- [Task directions] Repeat the listing in full, preserving every character.

Structured figure records:

-- -- --

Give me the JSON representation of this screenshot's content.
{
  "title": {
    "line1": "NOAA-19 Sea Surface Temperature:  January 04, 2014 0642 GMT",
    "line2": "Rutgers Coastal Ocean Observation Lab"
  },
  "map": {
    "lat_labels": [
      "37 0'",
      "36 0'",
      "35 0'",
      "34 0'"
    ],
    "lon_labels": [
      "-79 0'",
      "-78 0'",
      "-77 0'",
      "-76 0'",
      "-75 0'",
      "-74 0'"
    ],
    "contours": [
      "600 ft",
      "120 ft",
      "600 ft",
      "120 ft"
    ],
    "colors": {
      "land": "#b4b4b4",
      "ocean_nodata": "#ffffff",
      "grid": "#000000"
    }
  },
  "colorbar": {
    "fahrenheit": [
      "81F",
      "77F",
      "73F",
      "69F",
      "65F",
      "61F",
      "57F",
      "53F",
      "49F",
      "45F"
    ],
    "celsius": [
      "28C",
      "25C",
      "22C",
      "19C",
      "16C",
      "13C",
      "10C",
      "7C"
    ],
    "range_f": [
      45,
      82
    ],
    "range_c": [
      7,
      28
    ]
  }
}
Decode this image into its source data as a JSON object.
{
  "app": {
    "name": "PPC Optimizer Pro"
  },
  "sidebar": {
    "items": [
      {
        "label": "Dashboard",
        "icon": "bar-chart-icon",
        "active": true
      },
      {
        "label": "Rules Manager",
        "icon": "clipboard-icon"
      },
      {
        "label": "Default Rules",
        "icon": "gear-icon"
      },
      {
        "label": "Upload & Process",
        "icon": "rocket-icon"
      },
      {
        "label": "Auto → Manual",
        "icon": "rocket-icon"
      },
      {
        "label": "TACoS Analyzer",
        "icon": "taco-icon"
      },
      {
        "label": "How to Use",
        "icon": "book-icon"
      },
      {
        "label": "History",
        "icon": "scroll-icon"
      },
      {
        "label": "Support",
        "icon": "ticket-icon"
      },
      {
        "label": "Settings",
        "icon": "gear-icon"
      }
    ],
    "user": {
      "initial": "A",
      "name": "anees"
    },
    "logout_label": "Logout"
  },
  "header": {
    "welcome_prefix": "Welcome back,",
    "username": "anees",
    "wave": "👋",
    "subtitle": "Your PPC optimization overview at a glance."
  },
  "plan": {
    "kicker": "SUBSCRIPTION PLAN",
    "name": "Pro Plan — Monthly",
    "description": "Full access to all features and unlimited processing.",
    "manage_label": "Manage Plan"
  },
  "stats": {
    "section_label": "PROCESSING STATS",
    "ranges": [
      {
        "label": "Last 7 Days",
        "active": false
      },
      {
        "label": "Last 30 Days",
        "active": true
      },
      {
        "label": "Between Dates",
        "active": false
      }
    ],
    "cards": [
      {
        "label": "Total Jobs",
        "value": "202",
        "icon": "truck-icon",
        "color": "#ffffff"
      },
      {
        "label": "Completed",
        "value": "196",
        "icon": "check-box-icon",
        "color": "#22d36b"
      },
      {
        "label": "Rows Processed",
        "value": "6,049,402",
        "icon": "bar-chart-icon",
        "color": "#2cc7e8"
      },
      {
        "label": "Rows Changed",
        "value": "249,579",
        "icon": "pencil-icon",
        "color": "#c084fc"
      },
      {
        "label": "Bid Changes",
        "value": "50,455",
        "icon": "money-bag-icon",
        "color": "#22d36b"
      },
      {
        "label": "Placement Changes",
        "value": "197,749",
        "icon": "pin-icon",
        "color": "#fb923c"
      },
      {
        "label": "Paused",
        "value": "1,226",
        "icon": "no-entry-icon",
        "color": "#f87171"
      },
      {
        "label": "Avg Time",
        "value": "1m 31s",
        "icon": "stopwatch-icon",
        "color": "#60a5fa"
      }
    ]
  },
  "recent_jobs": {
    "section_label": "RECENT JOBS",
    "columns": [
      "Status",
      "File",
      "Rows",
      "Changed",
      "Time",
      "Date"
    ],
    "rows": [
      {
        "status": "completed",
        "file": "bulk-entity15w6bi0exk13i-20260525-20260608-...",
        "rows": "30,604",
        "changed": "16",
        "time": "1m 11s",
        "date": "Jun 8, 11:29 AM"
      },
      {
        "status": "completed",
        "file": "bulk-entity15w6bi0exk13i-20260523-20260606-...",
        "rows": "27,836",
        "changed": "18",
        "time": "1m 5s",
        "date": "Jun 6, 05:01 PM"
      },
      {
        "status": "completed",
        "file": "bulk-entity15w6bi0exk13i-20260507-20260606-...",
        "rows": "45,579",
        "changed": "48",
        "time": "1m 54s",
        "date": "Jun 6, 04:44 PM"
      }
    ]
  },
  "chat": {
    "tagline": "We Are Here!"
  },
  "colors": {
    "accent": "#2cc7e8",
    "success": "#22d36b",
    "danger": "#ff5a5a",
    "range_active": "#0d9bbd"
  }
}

-- -- --

- [Result]
Give me the JSON representation of this screenshot's content.
{
  "title": {
    "line1": "NOAA-19 Sea Surface Temperature:  January 04, 2014 0642 GMT",
    "line2": "Rutgers Coastal Ocean Observation Lab"
  },
  "map": {
    "lat_labels": [
      "37 0'",
      "36 0'",
      "35 0'",
      "34 0'"
    ],
    "lon_labels": [
      "-79 0'",
      "-78 0'",
      "-77 0'",
      "-76 0'",
      "-75 0'",
      "-74 0'"
    ],
    "contours": [
      "600 ft",
      "120 ft",
      "600 ft",
      "120 ft"
    ],
    "colors": {
      "land": "#b4b4b4",
      "ocean_nodata": "#ffffff",
      "grid": "#000000"
    }
  },
  "colorbar": {
    "fahrenheit": [
      "81F",
      "77F",
      "73F",
      "69F",
      "65F",
      "61F",
      "57F",
      "53F",
      "49F",
      "45F"
    ],
    "celsius": [
      "28C",
      "25C",
      "22C",
      "19C",
      "16C",
      "13C",
      "10C",
      "7C"
    ],
    "range_f": [
      45,
      82
    ],
    "range_c": [
      7,
      28
    ]
  }
}
Decode this image into its source data as a JSON object.
{
  "app": {
    "name": "PPC Optimizer Pro"
  },
  "sidebar": {
    "items": [
      {
        "label": "Dashboard",
        "icon": "bar-chart-icon",
        "active": true
      },
      {
        "label": "Rules Manager",
        "icon": "clipboard-icon"
      },
      {
        "label": "Default Rules",
        "icon": "gear-icon"
      },
      {
        "label": "Upload & Process",
        "icon": "rocket-icon"
      },
      {
        "label": "Auto → Manual",
        "icon": "rocket-icon"
      },
      {
        "label": "TACoS Analyzer",
        "icon": "taco-icon"
      },
      {
        "label": "How to Use",
        "icon": "book-icon"
      },
      {
        "label": "History",
        "icon": "scroll-icon"
      },
      {
        "label": "Support",
        "icon": "ticket-icon"
      },
      {
        "label": "Settings",
        "icon": "gear-icon"
      }
    ],
    "user": {
      "initial": "A",
      "name": "anees"
    },
    "logout_label": "Logout"
  },
  "header": {
    "welcome_prefix": "Welcome back,",
    "username": "anees",
    "wave": "👋",
    "subtitle": "Your PPC optimization overview at a glance."
  },
  "plan": {
    "kicker": "SUBSCRIPTION PLAN",
    "name": "Pro Plan — Monthly",
    "description": "Full access to all features and unlimited processing.",
    "manage_label": "Manage Plan"
  },
  "stats": {
    "section_label": "PROCESSING STATS",
    "ranges": [
      {
        "label": "Last 7 Days",
        "active": false
      },
      {
        "label": "Last 30 Days",
        "active": true
      },
      {
        "label": "Between Dates",
        "active": false
      }
    ],
    "cards": [
      {
        "label": "Total Jobs",
        "value": "202",
        "icon": "truck-icon",
        "color": "#ffffff"
      },
      {
        "label": "Completed",
        "value": "196",
        "icon": "check-box-icon",
        "color": "#22d36b"
      },
      {
        "label": "Rows Processed",
        "value": "6,049,402",
        "icon": "bar-chart-icon",
        "color": "#2cc7e8"
      },
      {
        "label": "Rows Changed",
        "value": "249,579",
        "icon": "pencil-icon",
        "color": "#c084fc"
      },
      {
        "label": "Bid Changes",
        "value": "50,455",
        "icon": "money-bag-icon",
        "color": "#22d36b"
      },
      {
        "label": "Placement Changes",
        "value": "197,749",
        "icon": "pin-icon",
        "color": "#fb923c"
      },
      {
        "label": "Paused",
        "value": "1,226",
        "icon": "no-entry-icon",
        "color": "#f87171"
      },
      {
        "label": "Avg Time",
        "value": "1m 31s",
        "icon": "stopwatch-icon",
        "color": "#60a5fa"
      }
    ]
  },
  "recent_jobs": {
    "section_label": "RECENT JOBS",
    "columns": [
      "Status",
      "File",
      "Rows",
      "Changed",
      "Time",
      "Date"
    ],
    "rows": [
      {
        "status": "completed",
        "file": "bulk-entity15w6bi0exk13i-20260525-20260608-...",
        "rows": "30,604",
        "changed": "16",
        "time": "1m 11s",
        "date": "Jun 8, 11:29 AM"
      },
      {
        "status": "completed",
        "file": "bulk-entity15w6bi0exk13i-20260523-20260606-...",
        "rows": "27,836",
        "changed": "18",
        "time": "1m 5s",
        "date": "Jun 6, 05:01 PM"
      },
      {
        "status": "completed",
        "file": "bulk-entity15w6bi0exk13i-20260507-20260606-...",
        "rows": "45,579",
        "changed": "48",
        "time": "1m 54s",
        "date": "Jun 6, 04:44 PM"
      }
    ]
  },
  "chat": {
    "tagline": "We Are Here!"
  },
  "colors": {
    "accent": "#2cc7e8",
    "success": "#22d36b",
    "danger": "#ff5a5a",
    "range_active": "#0d9bbd"
  }
}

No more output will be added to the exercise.